>> START

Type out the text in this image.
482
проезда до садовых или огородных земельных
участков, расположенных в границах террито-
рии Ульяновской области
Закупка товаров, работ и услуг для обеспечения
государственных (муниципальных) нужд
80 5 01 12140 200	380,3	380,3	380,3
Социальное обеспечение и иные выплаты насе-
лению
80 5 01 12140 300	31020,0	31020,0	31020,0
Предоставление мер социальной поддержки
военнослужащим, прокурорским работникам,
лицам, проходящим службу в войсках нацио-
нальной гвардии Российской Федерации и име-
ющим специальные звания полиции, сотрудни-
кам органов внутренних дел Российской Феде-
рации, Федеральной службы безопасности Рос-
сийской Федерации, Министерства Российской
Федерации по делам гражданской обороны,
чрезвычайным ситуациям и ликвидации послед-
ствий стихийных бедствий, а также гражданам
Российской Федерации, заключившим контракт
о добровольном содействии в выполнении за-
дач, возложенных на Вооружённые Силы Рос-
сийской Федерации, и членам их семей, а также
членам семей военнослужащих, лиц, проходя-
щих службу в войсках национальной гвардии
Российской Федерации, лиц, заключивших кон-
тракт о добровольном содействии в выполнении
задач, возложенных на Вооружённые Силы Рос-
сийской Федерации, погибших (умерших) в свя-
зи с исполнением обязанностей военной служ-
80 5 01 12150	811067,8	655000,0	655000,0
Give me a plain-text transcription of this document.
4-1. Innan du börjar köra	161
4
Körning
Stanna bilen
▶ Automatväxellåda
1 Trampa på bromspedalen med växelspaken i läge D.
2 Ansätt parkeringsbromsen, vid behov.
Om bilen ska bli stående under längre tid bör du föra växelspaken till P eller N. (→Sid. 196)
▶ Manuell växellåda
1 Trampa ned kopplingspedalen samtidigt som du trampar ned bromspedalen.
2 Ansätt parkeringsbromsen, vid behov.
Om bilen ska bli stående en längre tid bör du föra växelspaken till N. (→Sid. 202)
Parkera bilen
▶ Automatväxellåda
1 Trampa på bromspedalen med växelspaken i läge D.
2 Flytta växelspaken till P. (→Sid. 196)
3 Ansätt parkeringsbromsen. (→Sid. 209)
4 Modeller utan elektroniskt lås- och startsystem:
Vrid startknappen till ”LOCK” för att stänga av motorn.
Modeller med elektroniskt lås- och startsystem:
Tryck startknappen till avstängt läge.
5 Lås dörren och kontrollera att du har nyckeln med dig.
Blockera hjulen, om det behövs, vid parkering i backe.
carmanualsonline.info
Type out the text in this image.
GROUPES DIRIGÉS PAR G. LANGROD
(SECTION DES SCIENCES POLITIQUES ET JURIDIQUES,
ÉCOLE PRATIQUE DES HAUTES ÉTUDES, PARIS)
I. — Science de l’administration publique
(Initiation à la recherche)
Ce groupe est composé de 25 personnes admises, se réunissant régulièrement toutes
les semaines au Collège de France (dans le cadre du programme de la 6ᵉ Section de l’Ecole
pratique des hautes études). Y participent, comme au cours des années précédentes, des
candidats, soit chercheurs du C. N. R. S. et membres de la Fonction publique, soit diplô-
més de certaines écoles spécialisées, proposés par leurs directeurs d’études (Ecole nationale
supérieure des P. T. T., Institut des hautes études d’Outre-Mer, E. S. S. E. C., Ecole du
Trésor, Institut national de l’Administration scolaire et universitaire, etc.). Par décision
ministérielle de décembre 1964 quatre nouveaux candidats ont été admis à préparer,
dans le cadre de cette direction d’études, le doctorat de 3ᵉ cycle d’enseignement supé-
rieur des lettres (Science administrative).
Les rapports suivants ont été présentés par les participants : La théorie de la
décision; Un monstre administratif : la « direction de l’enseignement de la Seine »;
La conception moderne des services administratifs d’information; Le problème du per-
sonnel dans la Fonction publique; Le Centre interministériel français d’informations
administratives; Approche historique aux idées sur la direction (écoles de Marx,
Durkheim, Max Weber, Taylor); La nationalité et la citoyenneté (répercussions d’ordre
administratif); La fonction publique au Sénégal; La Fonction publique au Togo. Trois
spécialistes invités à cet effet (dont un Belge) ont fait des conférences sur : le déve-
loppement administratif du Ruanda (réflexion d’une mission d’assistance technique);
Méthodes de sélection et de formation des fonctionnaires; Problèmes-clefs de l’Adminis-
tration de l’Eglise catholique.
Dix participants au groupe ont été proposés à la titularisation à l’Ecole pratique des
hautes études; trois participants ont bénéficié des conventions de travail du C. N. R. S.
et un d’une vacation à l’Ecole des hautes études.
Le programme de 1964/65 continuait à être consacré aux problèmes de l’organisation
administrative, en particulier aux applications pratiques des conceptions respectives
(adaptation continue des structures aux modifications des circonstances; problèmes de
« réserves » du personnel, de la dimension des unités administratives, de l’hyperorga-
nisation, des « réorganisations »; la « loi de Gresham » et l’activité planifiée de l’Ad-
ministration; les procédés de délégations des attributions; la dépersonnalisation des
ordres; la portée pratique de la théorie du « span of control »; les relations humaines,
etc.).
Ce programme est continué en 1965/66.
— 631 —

>> END

TASK TO CARRY OUT: Give all the entries again exactly; leave none out.

TASK OUTPUT:
Type out the text in this image.
482
проезда до садовых или огородных земельных
участков, расположенных в границах террито-
рии Ульяновской области
Закупка товаров, работ и услуг для обеспечения
государственных (муниципальных) нужд
80 5 01 12140 200	380,3	380,3	380,3
Социальное обеспечение и иные выплаты насе-
лению
80 5 01 12140 300	31020,0	31020,0	31020,0
Предоставление мер социальной поддержки
военнослужащим, прокурорским работникам,
лицам, проходящим службу в войсках нацио-
нальной гвардии Российской Федерации и име-
ющим специальные звания полиции, сотрудни-
кам органов внутренних дел Российской Феде-
рации, Федеральной службы безопасности Рос-
сийской Федерации, Министерства Российской
Федерации по делам гражданской обороны,
чрезвычайным ситуациям и ликвидации послед-
ствий стихийных бедствий, а также гражданам
Российской Федерации, заключившим контракт
о добровольном содействии в выполнении за-
дач, возложенных на Вооружённые Силы Рос-
сийской Федерации, и членам их семей, а также
членам семей военнослужащих, лиц, проходя-
щих службу в войсках национальной гвардии
Российской Федерации, лиц, заключивших кон-
тракт о добровольном содействии в выполнении
задач, возложенных на Вооружённые Силы Рос-
сийской Федерации, погибших (умерших) в свя-
зи с исполнением обязанностей военной служ-
80 5 01 12150	811067,8	655000,0	655000,0
Give me a plain-text transcription of this document.
4-1. Innan du börjar köra	161
4
Körning
Stanna bilen
▶ Automatväxellåda
1 Trampa på bromspedalen med växelspaken i läge D.
2 Ansätt parkeringsbromsen, vid behov.
Om bilen ska bli stående under längre tid bör du föra växelspaken till P eller N. (→Sid. 196)
▶ Manuell växellåda
1 Trampa ned kopplingspedalen samtidigt som du trampar ned bromspedalen.
2 Ansätt parkeringsbromsen, vid behov.
Om bilen ska bli stående en längre tid bör du föra växelspaken till N. (→Sid. 202)
Parkera bilen
▶ Automatväxellåda
1 Trampa på bromspedalen med växelspaken i läge D.
2 Flytta växelspaken till P. (→Sid. 196)
3 Ansätt parkeringsbromsen. (→Sid. 209)
4 Modeller utan elektroniskt lås- och startsystem:
Vrid startknappen till ”LOCK” för att stänga av motorn.
Modeller med elektroniskt lås- och startsystem:
Tryck startknappen till avstängt läge.
5 Lås dörren och kontrollera att du har nyckeln med dig.
Blockera hjulen, om det behövs, vid parkering i backe.
carmanualsonline.info
Type out the text in this image.
GROUPES DIRIGÉS PAR G. LANGROD
(SECTION DES SCIENCES POLITIQUES ET JURIDIQUES,
ÉCOLE PRATIQUE DES HAUTES ÉTUDES, PARIS)
I. — Science de l’administration publique
(Initiation à la recherche)
Ce groupe est composé de 25 personnes admises, se réunissant régulièrement toutes
les semaines au Collège de France (dans le cadre du programme de la 6ᵉ Section de l’Ecole
pratique des hautes études). Y participent, comme au cours des années précédentes, des
candidats, soit chercheurs du C. N. R. S. et membres de la Fonction publique, soit diplô-
més de certaines écoles spécialisées, proposés par leurs directeurs d’études (Ecole nationale
supérieure des P. T. T., Institut des hautes études d’Outre-Mer, E. S. S. E. C., Ecole du
Trésor, Institut national de l’Administration scolaire et universitaire, etc.). Par décision
ministérielle de décembre 1964 quatre nouveaux candidats ont été admis à préparer,
dans le cadre de cette direction d’études, le doctorat de 3ᵉ cycle d’enseignement supé-
rieur des lettres (Science administrative).
Les rapports suivants ont été présentés par les participants : La théorie de la
décision; Un monstre administratif : la « direction de l’enseignement de la Seine »;
La conception moderne des services administratifs d’information; Le problème du per-
sonnel dans la Fonction publique; Le Centre interministériel français d’informations
administratives; Approche historique aux idées sur la direction (écoles de Marx,
Durkheim, Max Weber, Taylor); La nationalité et la citoyenneté (répercussions d’ordre
administratif); La fonction publique au Sénégal; La Fonction publique au Togo. Trois
spécialistes invités à cet effet (dont un Belge) ont fait des conférences sur : le déve-
loppement administratif du Ruanda (réflexion d’une mission d’assistance technique);
Méthodes de sélection et de formation des fonctionnaires; Problèmes-clefs de l’Adminis-
tration de l’Eglise catholique.
Dix participants au groupe ont été proposés à la titularisation à l’Ecole pratique des
hautes études; trois participants ont bénéficié des conventions de travail du C. N. R. S.
et un d’une vacation à l’Ecole des hautes études.
Le programme de 1964/65 continuait à être consacré aux problèmes de l’organisation
administrative, en particulier aux applications pratiques des conceptions respectives
(adaptation continue des structures aux modifications des circonstances; problèmes de
« réserves » du personnel, de la dimension des unités administratives, de l’hyperorga-
nisation, des « réorganisations »; la « loi de Gresham » et l’activité planifiée de l’Ad-
ministration; les procédés de délégations des attributions; la dépersonnalisation des
ordres; la portée pratique de la théorie du « span of control »; les relations humaines,
etc.).
Ce programme est continué en 1965/66.
— 631 —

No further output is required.